→ Brief: The required answer is every line of the data containing the word "andra".

→ Records supplied:
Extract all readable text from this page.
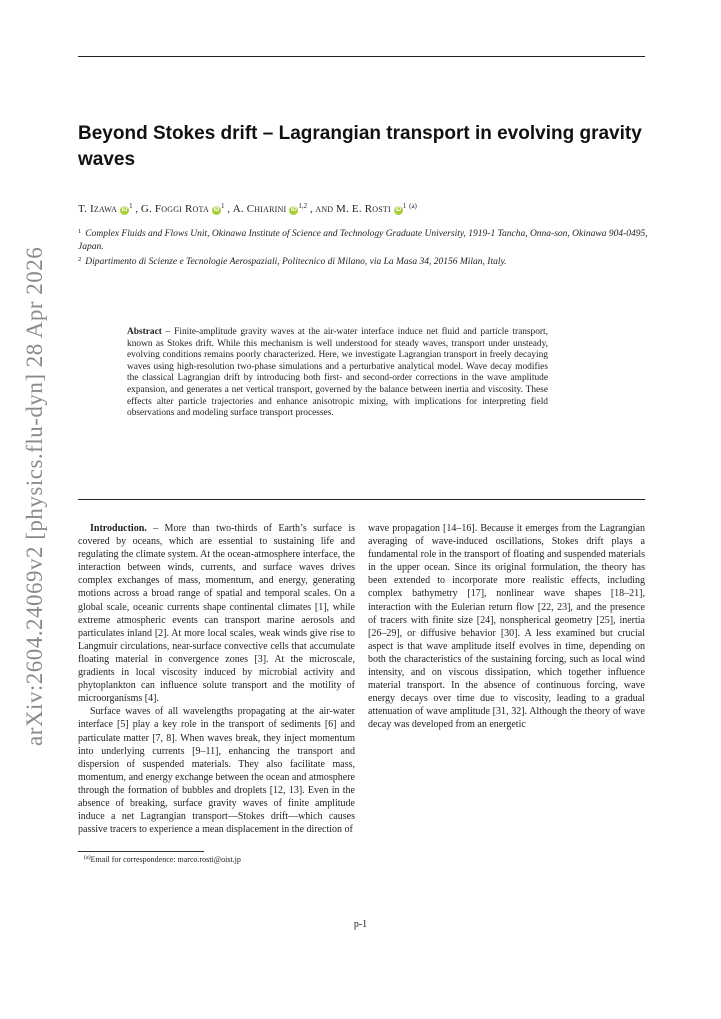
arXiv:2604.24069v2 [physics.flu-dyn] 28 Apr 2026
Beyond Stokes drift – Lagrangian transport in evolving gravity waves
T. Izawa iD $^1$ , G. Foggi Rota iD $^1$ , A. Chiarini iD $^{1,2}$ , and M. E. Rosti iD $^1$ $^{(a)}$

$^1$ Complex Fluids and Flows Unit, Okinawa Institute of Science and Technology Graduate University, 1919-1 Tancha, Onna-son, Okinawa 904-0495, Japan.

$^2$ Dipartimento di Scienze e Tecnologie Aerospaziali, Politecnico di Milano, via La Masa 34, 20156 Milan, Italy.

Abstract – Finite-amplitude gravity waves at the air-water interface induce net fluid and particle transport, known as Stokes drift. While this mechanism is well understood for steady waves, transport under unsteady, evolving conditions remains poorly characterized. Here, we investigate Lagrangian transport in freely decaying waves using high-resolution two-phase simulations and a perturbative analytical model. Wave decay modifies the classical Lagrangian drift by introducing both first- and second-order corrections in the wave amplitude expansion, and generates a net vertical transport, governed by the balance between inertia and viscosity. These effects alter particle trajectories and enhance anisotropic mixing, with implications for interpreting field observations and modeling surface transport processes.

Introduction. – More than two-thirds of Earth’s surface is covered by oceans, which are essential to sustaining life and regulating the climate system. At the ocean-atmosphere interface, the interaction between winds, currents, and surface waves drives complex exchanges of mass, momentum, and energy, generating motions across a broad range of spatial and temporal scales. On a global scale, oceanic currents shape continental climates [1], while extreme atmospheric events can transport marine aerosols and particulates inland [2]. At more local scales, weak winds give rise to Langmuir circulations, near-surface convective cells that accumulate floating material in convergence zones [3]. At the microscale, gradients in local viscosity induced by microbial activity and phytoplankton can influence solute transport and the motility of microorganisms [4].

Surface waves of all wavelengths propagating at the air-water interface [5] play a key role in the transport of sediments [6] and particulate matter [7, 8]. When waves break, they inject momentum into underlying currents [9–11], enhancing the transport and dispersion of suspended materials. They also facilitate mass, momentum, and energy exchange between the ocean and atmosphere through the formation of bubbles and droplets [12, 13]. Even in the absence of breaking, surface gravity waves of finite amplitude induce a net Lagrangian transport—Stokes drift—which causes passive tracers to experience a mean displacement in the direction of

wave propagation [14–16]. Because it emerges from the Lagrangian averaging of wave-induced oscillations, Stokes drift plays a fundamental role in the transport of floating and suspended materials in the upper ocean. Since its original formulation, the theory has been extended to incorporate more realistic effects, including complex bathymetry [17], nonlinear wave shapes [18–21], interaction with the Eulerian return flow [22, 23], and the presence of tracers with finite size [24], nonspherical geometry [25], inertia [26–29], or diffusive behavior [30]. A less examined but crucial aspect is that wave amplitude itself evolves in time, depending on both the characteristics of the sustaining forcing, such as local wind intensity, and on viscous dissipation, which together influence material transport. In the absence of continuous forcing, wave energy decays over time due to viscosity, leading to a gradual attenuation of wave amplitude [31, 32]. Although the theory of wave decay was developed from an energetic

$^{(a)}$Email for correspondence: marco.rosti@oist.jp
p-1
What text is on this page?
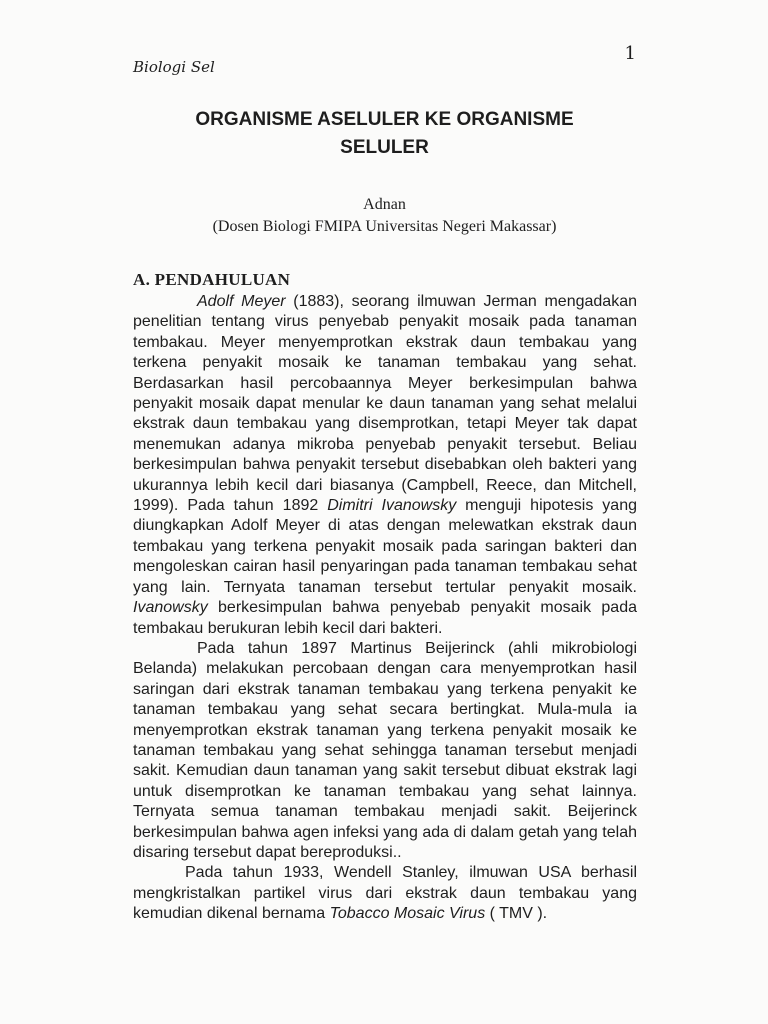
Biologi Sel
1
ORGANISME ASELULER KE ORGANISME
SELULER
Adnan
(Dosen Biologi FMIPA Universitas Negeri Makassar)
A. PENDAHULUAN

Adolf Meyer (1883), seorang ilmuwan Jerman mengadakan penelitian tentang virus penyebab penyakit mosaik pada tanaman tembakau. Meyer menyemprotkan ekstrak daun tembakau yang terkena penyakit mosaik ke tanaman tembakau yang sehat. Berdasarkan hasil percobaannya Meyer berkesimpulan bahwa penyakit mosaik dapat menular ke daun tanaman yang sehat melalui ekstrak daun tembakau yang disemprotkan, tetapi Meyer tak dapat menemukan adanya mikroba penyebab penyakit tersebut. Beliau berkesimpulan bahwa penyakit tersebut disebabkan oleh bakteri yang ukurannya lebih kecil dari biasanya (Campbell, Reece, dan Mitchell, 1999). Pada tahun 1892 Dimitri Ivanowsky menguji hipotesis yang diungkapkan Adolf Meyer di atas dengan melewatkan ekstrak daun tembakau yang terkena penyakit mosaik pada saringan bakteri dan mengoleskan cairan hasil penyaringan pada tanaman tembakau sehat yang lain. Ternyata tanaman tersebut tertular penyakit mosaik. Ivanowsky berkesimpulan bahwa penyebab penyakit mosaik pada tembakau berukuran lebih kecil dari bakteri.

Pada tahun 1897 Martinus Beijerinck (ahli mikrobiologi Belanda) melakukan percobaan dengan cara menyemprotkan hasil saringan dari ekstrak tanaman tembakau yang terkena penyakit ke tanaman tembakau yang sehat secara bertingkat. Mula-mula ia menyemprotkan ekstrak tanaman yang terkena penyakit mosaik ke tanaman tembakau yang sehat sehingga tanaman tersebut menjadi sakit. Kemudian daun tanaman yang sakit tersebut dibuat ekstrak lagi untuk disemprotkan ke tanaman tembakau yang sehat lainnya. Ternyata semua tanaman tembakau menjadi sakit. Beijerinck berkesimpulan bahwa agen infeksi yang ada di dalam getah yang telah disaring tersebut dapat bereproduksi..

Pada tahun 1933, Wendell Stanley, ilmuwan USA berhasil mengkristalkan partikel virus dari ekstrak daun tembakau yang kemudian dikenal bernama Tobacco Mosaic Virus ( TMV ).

--

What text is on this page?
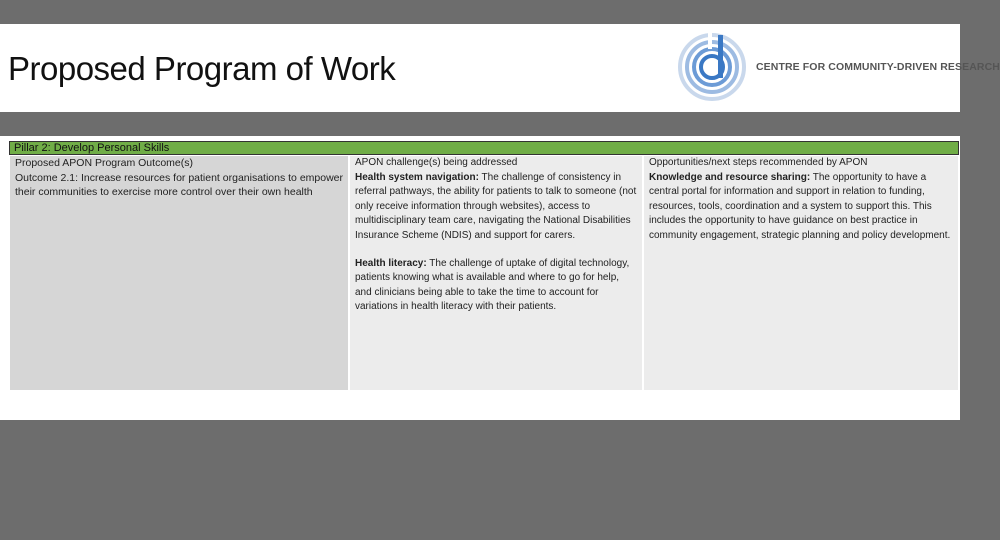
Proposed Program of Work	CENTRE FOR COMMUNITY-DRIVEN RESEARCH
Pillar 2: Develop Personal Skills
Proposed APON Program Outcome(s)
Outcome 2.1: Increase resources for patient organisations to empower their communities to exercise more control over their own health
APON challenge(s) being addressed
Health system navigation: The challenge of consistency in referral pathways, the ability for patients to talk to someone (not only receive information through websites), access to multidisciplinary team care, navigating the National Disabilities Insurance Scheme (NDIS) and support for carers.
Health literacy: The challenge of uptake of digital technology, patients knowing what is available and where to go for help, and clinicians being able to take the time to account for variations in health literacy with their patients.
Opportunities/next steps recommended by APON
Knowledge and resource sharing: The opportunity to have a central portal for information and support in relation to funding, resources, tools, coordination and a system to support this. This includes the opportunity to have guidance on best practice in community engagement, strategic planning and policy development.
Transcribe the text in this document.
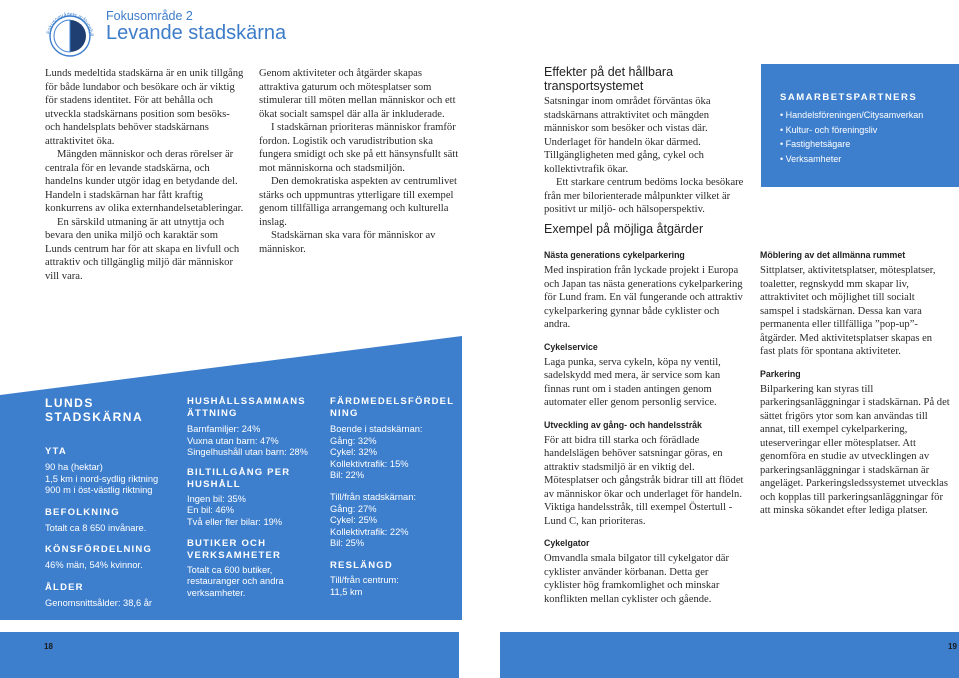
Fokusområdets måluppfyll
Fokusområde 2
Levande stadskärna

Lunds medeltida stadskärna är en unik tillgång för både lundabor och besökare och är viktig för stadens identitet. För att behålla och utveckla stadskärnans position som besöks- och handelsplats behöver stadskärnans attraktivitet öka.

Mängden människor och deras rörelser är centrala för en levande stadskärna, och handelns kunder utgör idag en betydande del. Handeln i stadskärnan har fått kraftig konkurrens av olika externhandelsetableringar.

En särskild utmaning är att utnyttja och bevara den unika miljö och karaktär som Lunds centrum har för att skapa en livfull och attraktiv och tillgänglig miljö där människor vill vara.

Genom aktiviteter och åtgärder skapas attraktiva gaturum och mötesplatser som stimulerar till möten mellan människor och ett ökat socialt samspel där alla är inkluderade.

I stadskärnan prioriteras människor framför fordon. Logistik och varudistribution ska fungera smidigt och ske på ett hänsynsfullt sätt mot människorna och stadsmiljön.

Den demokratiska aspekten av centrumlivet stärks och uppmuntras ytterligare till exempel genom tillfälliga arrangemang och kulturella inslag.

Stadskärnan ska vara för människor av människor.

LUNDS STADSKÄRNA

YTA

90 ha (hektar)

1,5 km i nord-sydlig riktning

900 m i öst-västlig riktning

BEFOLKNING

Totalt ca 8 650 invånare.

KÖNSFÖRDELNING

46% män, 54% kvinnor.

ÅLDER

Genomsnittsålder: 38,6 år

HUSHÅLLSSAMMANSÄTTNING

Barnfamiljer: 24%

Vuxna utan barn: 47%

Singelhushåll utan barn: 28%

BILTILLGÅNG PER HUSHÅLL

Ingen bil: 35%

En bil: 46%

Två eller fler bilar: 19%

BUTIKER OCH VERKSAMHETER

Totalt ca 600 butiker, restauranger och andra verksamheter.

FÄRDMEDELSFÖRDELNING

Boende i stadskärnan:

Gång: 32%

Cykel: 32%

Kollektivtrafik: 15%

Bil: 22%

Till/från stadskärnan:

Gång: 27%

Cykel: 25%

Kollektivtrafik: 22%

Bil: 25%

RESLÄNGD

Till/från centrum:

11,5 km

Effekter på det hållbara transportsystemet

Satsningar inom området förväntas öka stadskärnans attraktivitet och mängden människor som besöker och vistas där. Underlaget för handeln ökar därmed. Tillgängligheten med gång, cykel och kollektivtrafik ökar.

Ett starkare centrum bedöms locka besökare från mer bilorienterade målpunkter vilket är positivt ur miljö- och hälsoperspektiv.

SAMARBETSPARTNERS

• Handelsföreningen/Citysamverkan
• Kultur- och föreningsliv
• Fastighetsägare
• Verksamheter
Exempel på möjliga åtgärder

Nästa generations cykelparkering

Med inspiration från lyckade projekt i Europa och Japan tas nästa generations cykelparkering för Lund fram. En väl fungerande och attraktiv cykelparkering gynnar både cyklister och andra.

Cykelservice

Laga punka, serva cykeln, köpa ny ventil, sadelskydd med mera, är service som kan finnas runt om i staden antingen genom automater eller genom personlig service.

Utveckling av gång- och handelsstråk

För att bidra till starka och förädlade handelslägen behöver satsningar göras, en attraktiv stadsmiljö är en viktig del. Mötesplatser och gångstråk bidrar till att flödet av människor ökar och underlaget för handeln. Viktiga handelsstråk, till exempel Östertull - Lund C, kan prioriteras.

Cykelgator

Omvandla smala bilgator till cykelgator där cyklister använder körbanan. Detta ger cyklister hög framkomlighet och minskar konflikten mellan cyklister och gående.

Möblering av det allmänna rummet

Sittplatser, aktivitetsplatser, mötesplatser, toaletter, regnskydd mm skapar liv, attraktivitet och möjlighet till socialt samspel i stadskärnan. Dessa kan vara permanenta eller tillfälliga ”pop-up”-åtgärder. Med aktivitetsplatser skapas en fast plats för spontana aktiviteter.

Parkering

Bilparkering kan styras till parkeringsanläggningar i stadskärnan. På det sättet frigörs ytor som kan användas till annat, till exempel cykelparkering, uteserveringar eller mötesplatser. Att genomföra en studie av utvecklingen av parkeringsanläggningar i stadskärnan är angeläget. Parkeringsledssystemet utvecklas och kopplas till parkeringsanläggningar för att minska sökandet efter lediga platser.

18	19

→ Written answer:
Totalt ca 600 butiker, restauranger och andra verksamheter.
Med inspiration från lyckade projekt i Europa och Japan tas nästa generations cykelparkering för Lund fram. En väl fungerande och attraktiv cykelparkering gynnar både cyklister och andra.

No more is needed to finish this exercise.